==== Input rows ====

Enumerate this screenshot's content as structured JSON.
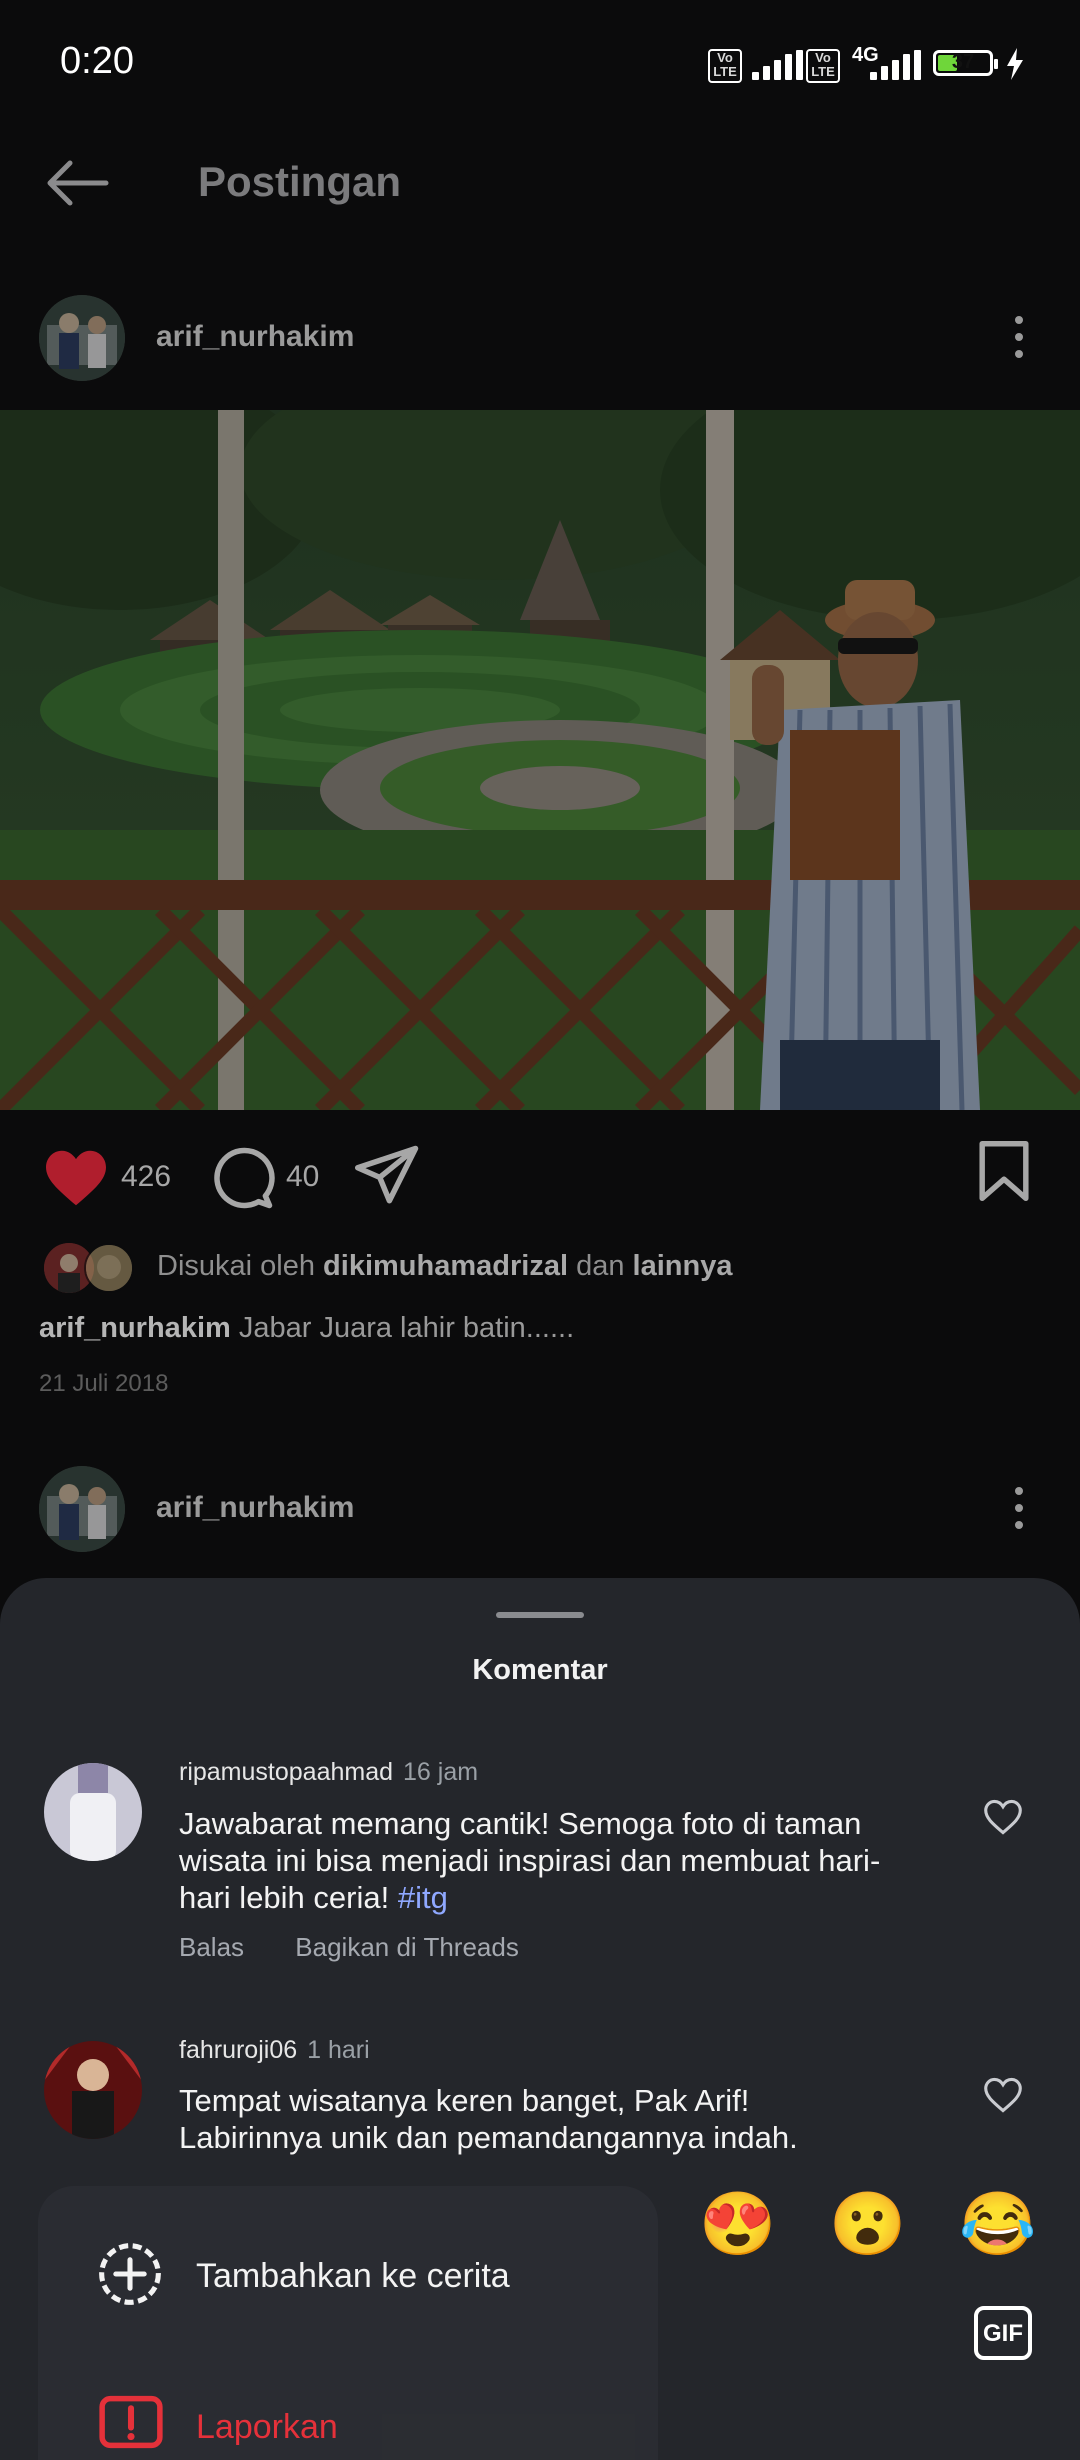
{
  "status_bar": {
    "time": "0:20",
    "sim1_badge": "Vo LTE",
    "sim2_badge": "Vo LTE",
    "network": "4G",
    "battery_level": "37",
    "battery_fraction": 0.37,
    "charging_icon": "lightning-bolt-icon"
  },
  "header": {
    "back_icon": "arrow-left-icon",
    "title": "Postingan"
  },
  "post1": {
    "username": "arif_nurhakim",
    "menu_icon": "more-vertical-icon",
    "like_count": "426",
    "comment_count": "40",
    "liked": true,
    "likes_prefix": "Disukai oleh",
    "likes_user": "dikimuhamadrizal",
    "likes_conj": "dan",
    "likes_rest": "lainnya",
    "caption_user": "arif_nurhakim",
    "caption_text": "Jabar Juara lahir batin......",
    "date": "21 Juli 2018"
  },
  "post2": {
    "username": "arif_nurhakim"
  },
  "comments_sheet": {
    "title": "Komentar",
    "comments": [
      {
        "user": "ripamustopaahmad",
        "time": "16 jam",
        "text": "Jawabarat memang cantik!  Semoga foto di taman wisata ini bisa menjadi inspirasi dan membuat hari-hari lebih ceria!",
        "hashtag": "#itg",
        "reply": "Balas",
        "share": "Bagikan di Threads"
      },
      {
        "user": "fahruroji06",
        "time": "1 hari",
        "text": "Tempat wisatanya keren banget, Pak Arif!  Labirinnya unik dan pemandangannya indah.  Semoga liburan"
      }
    ]
  },
  "popup_menu": {
    "add_to_story": "Tambahkan ke cerita",
    "report": "Laporkan"
  },
  "reactions": [
    "😍",
    "😮",
    "😂"
  ],
  "gif_label": "GIF",
  "colors": {
    "like_red": "#e0243a",
    "report_red": "#e5313a",
    "hashtag_blue": "#8fa8ff",
    "sheet_bg": "#24262b"
  }
}
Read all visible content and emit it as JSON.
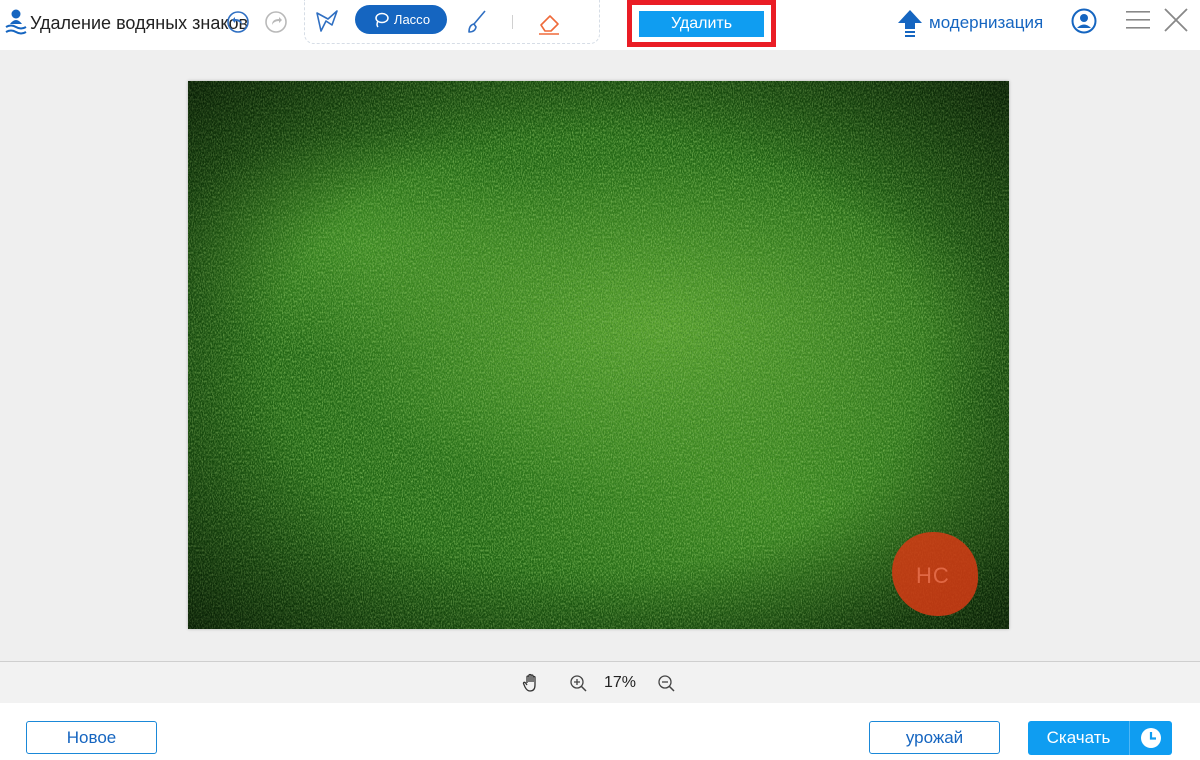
{
  "app": {
    "title": "Удаление водяных знаков",
    "logo_icon": "watermark-remover-logo-icon"
  },
  "toolbar": {
    "undo_icon": "undo-icon",
    "redo_icon": "redo-icon",
    "tools": [
      {
        "id": "polygon",
        "icon": "polygon-select-icon"
      },
      {
        "id": "lasso",
        "label": "Лассо",
        "icon": "lasso-icon",
        "active": true
      },
      {
        "id": "brush",
        "icon": "brush-icon"
      },
      {
        "id": "eraser",
        "icon": "eraser-icon"
      }
    ],
    "delete_label": "Удалить"
  },
  "header_right": {
    "upgrade_label": "модернизация",
    "upgrade_icon": "upgrade-arrow-icon",
    "account_icon": "account-icon",
    "menu_icon": "menu-icon",
    "close_icon": "close-icon"
  },
  "canvas": {
    "image_description_icon": "grass-photo",
    "watermark_text": "HC"
  },
  "zoombar": {
    "hand_icon": "hand-icon",
    "zoom_in_icon": "zoom-in-icon",
    "zoom_value": "17%",
    "zoom_out_icon": "zoom-out-icon"
  },
  "footer": {
    "new_label": "Новое",
    "crop_label": "урожай",
    "download_label": "Скачать",
    "history_icon": "clock-icon"
  },
  "colors": {
    "primary": "#1565c0",
    "accent": "#0f9df1",
    "highlight": "#ea1d25",
    "lasso_mask": "#d63a14"
  }
}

====

### Exercise objective
Every line above should be returned word for word, with the pictures left behind.

### Response below
Enumerate this screenshot's content as structured JSON.
{
  "status_bar": {
    "time": "0:20",
    "sim1_badge": "Vo LTE",
    "sim2_badge": "Vo LTE",
    "network": "4G",
    "battery_level": "37",
    "battery_fraction": 0.37,
    "charging_icon": "lightning-bolt-icon"
  },
  "header": {
    "back_icon": "arrow-left-icon",
    "title": "Postingan"
  },
  "post1": {
    "username": "arif_nurhakim",
    "menu_icon": "more-vertical-icon",
    "like_count": "426",
    "comment_count": "40",
    "liked": true,
    "likes_prefix": "Disukai oleh",
    "likes_user": "dikimuhamadrizal",
    "likes_conj": "dan",
    "likes_rest": "lainnya",
    "caption_user": "arif_nurhakim",
    "caption_text": "Jabar Juara lahir batin......",
    "date": "21 Juli 2018"
  },
  "post2": {
    "username": "arif_nurhakim"
  },
  "comments_sheet": {
    "title": "Komentar",
    "comments": [
      {
        "user": "ripamustopaahmad",
        "time": "16 jam",
        "text": "Jawabarat memang cantik!  Semoga foto di taman wisata ini bisa menjadi inspirasi dan membuat hari-hari lebih ceria!",
        "hashtag": "#itg",
        "reply": "Balas",
        "share": "Bagikan di Threads"
      },
      {
        "user": "fahruroji06",
        "time": "1 hari",
        "text": "Tempat wisatanya keren banget, Pak Arif!  Labirinnya unik dan pemandangannya indah.  Semoga liburan"
      }
    ]
  },
  "popup_menu": {
    "add_to_story": "Tambahkan ke cerita",
    "report": "Laporkan"
  },
  "reactions": [
    "😍",
    "😮",
    "😂"
  ],
  "gif_label": "GIF",
  "colors": {
    "like_red": "#e0243a",
    "report_red": "#e5313a",
    "hashtag_blue": "#8fa8ff",
    "sheet_bg": "#24262b"
  }
}
Read all visible content and emit it as JSON.
{
  "app": {
    "title": "Удаление водяных знаков",
    "logo_icon": "watermark-remover-logo-icon"
  },
  "toolbar": {
    "undo_icon": "undo-icon",
    "redo_icon": "redo-icon",
    "tools": [
      {
        "id": "polygon",
        "icon": "polygon-select-icon"
      },
      {
        "id": "lasso",
        "label": "Лассо",
        "icon": "lasso-icon",
        "active": true
      },
      {
        "id": "brush",
        "icon": "brush-icon"
      },
      {
        "id": "eraser",
        "icon": "eraser-icon"
      }
    ],
    "delete_label": "Удалить"
  },
  "header_right": {
    "upgrade_label": "модернизация",
    "upgrade_icon": "upgrade-arrow-icon",
    "account_icon": "account-icon",
    "menu_icon": "menu-icon",
    "close_icon": "close-icon"
  },
  "canvas": {
    "image_description_icon": "grass-photo",
    "watermark_text": "HC"
  },
  "zoombar": {
    "hand_icon": "hand-icon",
    "zoom_in_icon": "zoom-in-icon",
    "zoom_value": "17%",
    "zoom_out_icon": "zoom-out-icon"
  },
  "footer": {
    "new_label": "Новое",
    "crop_label": "урожай",
    "download_label": "Скачать",
    "history_icon": "clock-icon"
  },
  "colors": {
    "primary": "#1565c0",
    "accent": "#0f9df1",
    "highlight": "#ea1d25",
    "lasso_mask": "#d63a14"
  }
}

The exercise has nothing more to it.